• REQUIRED WORK
List every line in this data where the string "Follow" occurs.
———
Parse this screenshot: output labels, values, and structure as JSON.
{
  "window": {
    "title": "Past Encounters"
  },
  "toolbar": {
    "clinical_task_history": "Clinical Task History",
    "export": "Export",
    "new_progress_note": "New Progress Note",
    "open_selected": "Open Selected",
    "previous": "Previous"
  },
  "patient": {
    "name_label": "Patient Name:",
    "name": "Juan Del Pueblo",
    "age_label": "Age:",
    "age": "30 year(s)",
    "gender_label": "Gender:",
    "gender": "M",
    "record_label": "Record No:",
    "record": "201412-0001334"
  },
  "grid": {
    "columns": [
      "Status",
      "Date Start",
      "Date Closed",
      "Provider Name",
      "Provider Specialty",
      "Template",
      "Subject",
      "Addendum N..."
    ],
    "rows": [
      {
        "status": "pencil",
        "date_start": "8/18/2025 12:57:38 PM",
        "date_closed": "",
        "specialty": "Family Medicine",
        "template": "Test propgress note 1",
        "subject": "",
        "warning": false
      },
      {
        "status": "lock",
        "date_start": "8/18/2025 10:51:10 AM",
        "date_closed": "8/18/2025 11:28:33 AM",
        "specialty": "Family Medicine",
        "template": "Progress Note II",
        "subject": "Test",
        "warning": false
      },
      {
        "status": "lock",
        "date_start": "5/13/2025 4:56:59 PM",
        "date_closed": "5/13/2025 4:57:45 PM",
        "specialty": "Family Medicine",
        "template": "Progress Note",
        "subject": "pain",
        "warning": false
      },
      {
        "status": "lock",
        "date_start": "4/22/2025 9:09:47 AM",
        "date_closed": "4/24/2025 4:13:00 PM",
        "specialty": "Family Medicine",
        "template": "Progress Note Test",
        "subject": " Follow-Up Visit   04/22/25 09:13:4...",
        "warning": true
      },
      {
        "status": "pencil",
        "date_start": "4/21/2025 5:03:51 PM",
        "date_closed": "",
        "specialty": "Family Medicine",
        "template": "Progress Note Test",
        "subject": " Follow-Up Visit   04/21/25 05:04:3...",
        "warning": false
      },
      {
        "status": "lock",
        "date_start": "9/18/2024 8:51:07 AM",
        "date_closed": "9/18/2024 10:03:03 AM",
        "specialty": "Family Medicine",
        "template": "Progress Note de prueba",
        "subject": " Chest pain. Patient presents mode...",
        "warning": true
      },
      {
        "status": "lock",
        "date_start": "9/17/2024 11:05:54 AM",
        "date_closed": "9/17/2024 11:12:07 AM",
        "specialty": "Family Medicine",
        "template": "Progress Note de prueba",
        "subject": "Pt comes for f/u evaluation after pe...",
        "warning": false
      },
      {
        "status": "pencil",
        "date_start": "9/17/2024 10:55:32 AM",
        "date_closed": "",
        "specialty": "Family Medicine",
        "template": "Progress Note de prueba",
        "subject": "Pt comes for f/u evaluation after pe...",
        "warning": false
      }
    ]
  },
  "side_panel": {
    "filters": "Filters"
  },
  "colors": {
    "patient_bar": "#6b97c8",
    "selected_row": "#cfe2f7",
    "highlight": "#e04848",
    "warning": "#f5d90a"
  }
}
———
• TASK RESPONSE
        "subject": " Follow-Up Visit   04/22/25 09:13:4...",
        "subject": " Follow-Up Visit   04/21/25 05:04:3...",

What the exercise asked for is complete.